Items from a figure collection

┌────────

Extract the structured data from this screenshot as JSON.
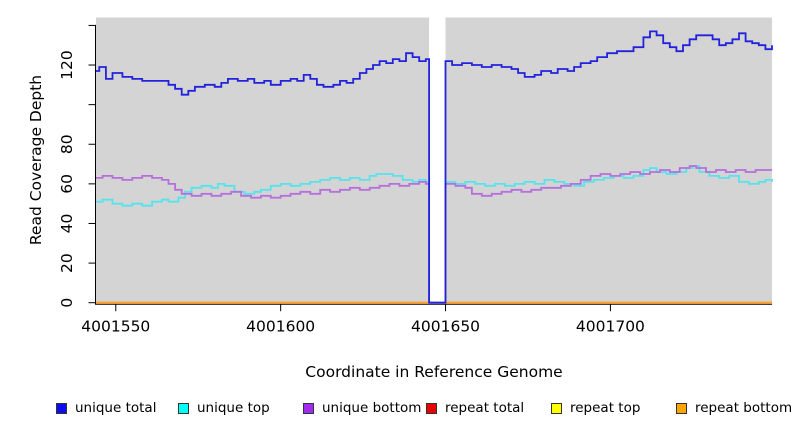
{
  "figure": {
    "background": "#ffffff"
  },
  "chart_data": {
    "type": "line",
    "subtype": "step",
    "title": "",
    "xlabel": "Coordinate in Reference Genome",
    "ylabel": "Read Coverage Depth",
    "plot_background": "#d4d4d4",
    "grid": "off",
    "legend_position": "bottom",
    "xlim": [
      4001544,
      4001749
    ],
    "ylim": [
      0,
      144
    ],
    "x_ticks": [
      {
        "v": 4001550,
        "label": "4001550"
      },
      {
        "v": 4001600,
        "label": "4001600"
      },
      {
        "v": 4001650,
        "label": "4001650"
      },
      {
        "v": 4001700,
        "label": "4001700"
      }
    ],
    "y_ticks": [
      {
        "v": 0,
        "label": "0"
      },
      {
        "v": 20,
        "label": "20"
      },
      {
        "v": 40,
        "label": "40"
      },
      {
        "v": 60,
        "label": "60"
      },
      {
        "v": 80,
        "label": "80"
      },
      {
        "v": 100,
        "label": ""
      },
      {
        "v": 120,
        "label": "120"
      },
      {
        "v": 140,
        "label": ""
      }
    ],
    "coverage_gap": {
      "x_start": 4001645,
      "x_end": 4001650,
      "fill": "#ffffff"
    },
    "axis_color": "#000000",
    "draw_order": [
      3,
      4,
      5,
      1,
      2,
      0
    ],
    "series": [
      {
        "name": "unique total",
        "color": "#2222dd",
        "points": [
          [
            4001544,
            117
          ],
          [
            4001545,
            119
          ],
          [
            4001547,
            113
          ],
          [
            4001549,
            116
          ],
          [
            4001552,
            114
          ],
          [
            4001555,
            113
          ],
          [
            4001558,
            112
          ],
          [
            4001563,
            112
          ],
          [
            4001566,
            110
          ],
          [
            4001568,
            108
          ],
          [
            4001570,
            105
          ],
          [
            4001572,
            107
          ],
          [
            4001574,
            109
          ],
          [
            4001577,
            110
          ],
          [
            4001580,
            109
          ],
          [
            4001582,
            111
          ],
          [
            4001584,
            113
          ],
          [
            4001587,
            112
          ],
          [
            4001590,
            113
          ],
          [
            4001592,
            111
          ],
          [
            4001595,
            112
          ],
          [
            4001597,
            110
          ],
          [
            4001600,
            112
          ],
          [
            4001603,
            113
          ],
          [
            4001605,
            112
          ],
          [
            4001607,
            115
          ],
          [
            4001609,
            113
          ],
          [
            4001611,
            110
          ],
          [
            4001613,
            109
          ],
          [
            4001616,
            110
          ],
          [
            4001618,
            112
          ],
          [
            4001620,
            111
          ],
          [
            4001622,
            113
          ],
          [
            4001624,
            116
          ],
          [
            4001626,
            118
          ],
          [
            4001628,
            120
          ],
          [
            4001630,
            122
          ],
          [
            4001632,
            121
          ],
          [
            4001634,
            123
          ],
          [
            4001636,
            122
          ],
          [
            4001638,
            126
          ],
          [
            4001640,
            124
          ],
          [
            4001642,
            122
          ],
          [
            4001644,
            123
          ],
          [
            4001645,
            0
          ],
          [
            4001650,
            122
          ],
          [
            4001652,
            120
          ],
          [
            4001655,
            121
          ],
          [
            4001658,
            120
          ],
          [
            4001661,
            119
          ],
          [
            4001664,
            120
          ],
          [
            4001667,
            119
          ],
          [
            4001670,
            118
          ],
          [
            4001672,
            116
          ],
          [
            4001674,
            114
          ],
          [
            4001677,
            115
          ],
          [
            4001679,
            117
          ],
          [
            4001682,
            116
          ],
          [
            4001684,
            118
          ],
          [
            4001687,
            117
          ],
          [
            4001689,
            119
          ],
          [
            4001691,
            121
          ],
          [
            4001694,
            122
          ],
          [
            4001696,
            124
          ],
          [
            4001699,
            126
          ],
          [
            4001702,
            127
          ],
          [
            4001704,
            127
          ],
          [
            4001707,
            129
          ],
          [
            4001710,
            134
          ],
          [
            4001712,
            137
          ],
          [
            4001714,
            135
          ],
          [
            4001716,
            131
          ],
          [
            4001718,
            129
          ],
          [
            4001720,
            127
          ],
          [
            4001722,
            130
          ],
          [
            4001724,
            133
          ],
          [
            4001726,
            135
          ],
          [
            4001729,
            135
          ],
          [
            4001731,
            133
          ],
          [
            4001733,
            130
          ],
          [
            4001735,
            131
          ],
          [
            4001737,
            133
          ],
          [
            4001739,
            136
          ],
          [
            4001741,
            132
          ],
          [
            4001743,
            131
          ],
          [
            4001745,
            130
          ],
          [
            4001747,
            128
          ],
          [
            4001749,
            130
          ]
        ]
      },
      {
        "name": "unique top",
        "color": "#55e4ec",
        "points": [
          [
            4001544,
            51
          ],
          [
            4001546,
            52
          ],
          [
            4001549,
            50
          ],
          [
            4001552,
            49
          ],
          [
            4001555,
            50
          ],
          [
            4001558,
            49
          ],
          [
            4001561,
            51
          ],
          [
            4001564,
            52
          ],
          [
            4001566,
            51
          ],
          [
            4001569,
            53
          ],
          [
            4001571,
            56
          ],
          [
            4001573,
            58
          ],
          [
            4001576,
            59
          ],
          [
            4001579,
            58
          ],
          [
            4001581,
            60
          ],
          [
            4001583,
            59
          ],
          [
            4001586,
            56
          ],
          [
            4001589,
            55
          ],
          [
            4001592,
            56
          ],
          [
            4001594,
            57
          ],
          [
            4001597,
            59
          ],
          [
            4001600,
            60
          ],
          [
            4001603,
            59
          ],
          [
            4001606,
            60
          ],
          [
            4001609,
            61
          ],
          [
            4001612,
            62
          ],
          [
            4001615,
            63
          ],
          [
            4001618,
            62
          ],
          [
            4001621,
            63
          ],
          [
            4001624,
            62
          ],
          [
            4001627,
            64
          ],
          [
            4001629,
            65
          ],
          [
            4001632,
            65
          ],
          [
            4001634,
            64
          ],
          [
            4001637,
            62
          ],
          [
            4001640,
            61
          ],
          [
            4001642,
            62
          ],
          [
            4001644,
            61
          ],
          [
            4001645,
            0
          ],
          [
            4001650,
            61
          ],
          [
            4001653,
            60
          ],
          [
            4001656,
            61
          ],
          [
            4001659,
            60
          ],
          [
            4001662,
            59
          ],
          [
            4001665,
            60
          ],
          [
            4001668,
            59
          ],
          [
            4001671,
            60
          ],
          [
            4001674,
            61
          ],
          [
            4001677,
            60
          ],
          [
            4001680,
            62
          ],
          [
            4001683,
            61
          ],
          [
            4001686,
            60
          ],
          [
            4001689,
            59
          ],
          [
            4001692,
            61
          ],
          [
            4001695,
            62
          ],
          [
            4001698,
            63
          ],
          [
            4001701,
            64
          ],
          [
            4001704,
            63
          ],
          [
            4001707,
            64
          ],
          [
            4001710,
            67
          ],
          [
            4001712,
            68
          ],
          [
            4001714,
            66
          ],
          [
            4001717,
            65
          ],
          [
            4001720,
            66
          ],
          [
            4001723,
            68
          ],
          [
            4001725,
            69
          ],
          [
            4001727,
            66
          ],
          [
            4001730,
            64
          ],
          [
            4001733,
            63
          ],
          [
            4001736,
            64
          ],
          [
            4001739,
            61
          ],
          [
            4001742,
            60
          ],
          [
            4001745,
            61
          ],
          [
            4001747,
            62
          ],
          [
            4001749,
            61
          ]
        ]
      },
      {
        "name": "unique bottom",
        "color": "#b66fdb",
        "points": [
          [
            4001544,
            63
          ],
          [
            4001546,
            64
          ],
          [
            4001549,
            63
          ],
          [
            4001552,
            62
          ],
          [
            4001555,
            63
          ],
          [
            4001558,
            64
          ],
          [
            4001561,
            63
          ],
          [
            4001564,
            62
          ],
          [
            4001566,
            60
          ],
          [
            4001568,
            57
          ],
          [
            4001570,
            55
          ],
          [
            4001573,
            54
          ],
          [
            4001576,
            55
          ],
          [
            4001579,
            54
          ],
          [
            4001582,
            55
          ],
          [
            4001585,
            56
          ],
          [
            4001588,
            54
          ],
          [
            4001591,
            53
          ],
          [
            4001594,
            54
          ],
          [
            4001597,
            53
          ],
          [
            4001600,
            54
          ],
          [
            4001603,
            55
          ],
          [
            4001606,
            56
          ],
          [
            4001609,
            55
          ],
          [
            4001612,
            57
          ],
          [
            4001615,
            56
          ],
          [
            4001618,
            57
          ],
          [
            4001621,
            58
          ],
          [
            4001624,
            57
          ],
          [
            4001627,
            58
          ],
          [
            4001630,
            59
          ],
          [
            4001633,
            60
          ],
          [
            4001636,
            59
          ],
          [
            4001639,
            60
          ],
          [
            4001642,
            61
          ],
          [
            4001644,
            60
          ],
          [
            4001645,
            0
          ],
          [
            4001650,
            60
          ],
          [
            4001653,
            59
          ],
          [
            4001656,
            58
          ],
          [
            4001658,
            55
          ],
          [
            4001661,
            54
          ],
          [
            4001664,
            55
          ],
          [
            4001667,
            56
          ],
          [
            4001670,
            57
          ],
          [
            4001673,
            56
          ],
          [
            4001676,
            57
          ],
          [
            4001679,
            58
          ],
          [
            4001682,
            58
          ],
          [
            4001685,
            59
          ],
          [
            4001688,
            60
          ],
          [
            4001691,
            62
          ],
          [
            4001694,
            64
          ],
          [
            4001697,
            65
          ],
          [
            4001700,
            64
          ],
          [
            4001703,
            65
          ],
          [
            4001706,
            66
          ],
          [
            4001709,
            65
          ],
          [
            4001712,
            66
          ],
          [
            4001715,
            67
          ],
          [
            4001718,
            66
          ],
          [
            4001721,
            68
          ],
          [
            4001724,
            69
          ],
          [
            4001726,
            68
          ],
          [
            4001729,
            66
          ],
          [
            4001732,
            67
          ],
          [
            4001735,
            66
          ],
          [
            4001738,
            67
          ],
          [
            4001741,
            66
          ],
          [
            4001744,
            67
          ],
          [
            4001747,
            67
          ],
          [
            4001749,
            67
          ]
        ]
      },
      {
        "name": "repeat total",
        "color": "#dd2222",
        "points": [
          [
            4001544,
            0
          ],
          [
            4001749,
            0
          ]
        ]
      },
      {
        "name": "repeat top",
        "color": "#f5f500",
        "points": [
          [
            4001544,
            0
          ],
          [
            4001749,
            0
          ]
        ]
      },
      {
        "name": "repeat bottom",
        "color": "#ffa033",
        "points": [
          [
            4001544,
            0
          ],
          [
            4001749,
            0
          ]
        ]
      }
    ],
    "legend": [
      {
        "label": "unique total",
        "color": "#0d0df0"
      },
      {
        "label": "unique top",
        "color": "#00ffff"
      },
      {
        "label": "unique bottom",
        "color": "#a12cf0"
      },
      {
        "label": "repeat total",
        "color": "#e80000"
      },
      {
        "label": "repeat top",
        "color": "#ffff00"
      },
      {
        "label": "repeat bottom",
        "color": "#ffa500"
      }
    ]
  }
}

└────────

_PROBLEM TO WORK ON_:
Scan the entries above for the string "name" and copy each line containing it.

_RESPONSE AREA_:
        "name": "unique total",
        "name": "unique top",
        "name": "unique bottom",
        "name": "repeat total",
        "name": "repeat top",
        "name": "repeat bottom",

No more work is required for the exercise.